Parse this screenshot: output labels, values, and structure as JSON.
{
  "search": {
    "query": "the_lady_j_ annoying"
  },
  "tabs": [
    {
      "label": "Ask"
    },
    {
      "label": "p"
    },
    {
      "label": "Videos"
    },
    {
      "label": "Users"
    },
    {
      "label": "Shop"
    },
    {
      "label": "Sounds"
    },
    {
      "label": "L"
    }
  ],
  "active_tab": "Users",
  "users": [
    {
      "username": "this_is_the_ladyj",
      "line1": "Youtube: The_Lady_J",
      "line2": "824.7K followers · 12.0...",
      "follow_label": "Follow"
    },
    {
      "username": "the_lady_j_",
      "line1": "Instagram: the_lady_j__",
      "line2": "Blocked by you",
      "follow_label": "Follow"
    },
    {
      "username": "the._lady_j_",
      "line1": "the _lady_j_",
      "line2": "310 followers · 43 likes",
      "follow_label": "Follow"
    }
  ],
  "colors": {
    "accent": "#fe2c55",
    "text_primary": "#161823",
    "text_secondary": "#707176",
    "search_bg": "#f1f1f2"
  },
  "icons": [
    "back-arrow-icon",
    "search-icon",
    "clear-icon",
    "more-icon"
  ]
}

■ ■ ■ ■ ■

**JOB:** Copy the records above exactly as they appear.

**CORRECT OUTPUT:**
Parse this screenshot: output labels, values, and structure as JSON.
{
  "search": {
    "query": "the_lady_j_ annoying"
  },
  "tabs": [
    {
      "label": "Ask"
    },
    {
      "label": "p"
    },
    {
      "label": "Videos"
    },
    {
      "label": "Users"
    },
    {
      "label": "Shop"
    },
    {
      "label": "Sounds"
    },
    {
      "label": "L"
    }
  ],
  "active_tab": "Users",
  "users": [
    {
      "username": "this_is_the_ladyj",
      "line1": "Youtube: The_Lady_J",
      "line2": "824.7K followers · 12.0...",
      "follow_label": "Follow"
    },
    {
      "username": "the_lady_j_",
      "line1": "Instagram: the_lady_j__",
      "line2": "Blocked by you",
      "follow_label": "Follow"
    },
    {
      "username": "the._lady_j_",
      "line1": "the _lady_j_",
      "line2": "310 followers · 43 likes",
      "follow_label": "Follow"
    }
  ],
  "colors": {
    "accent": "#fe2c55",
    "text_primary": "#161823",
    "text_secondary": "#707176",
    "search_bg": "#f1f1f2"
  },
  "icons": [
    "back-arrow-icon",
    "search-icon",
    "clear-icon",
    "more-icon"
  ]
}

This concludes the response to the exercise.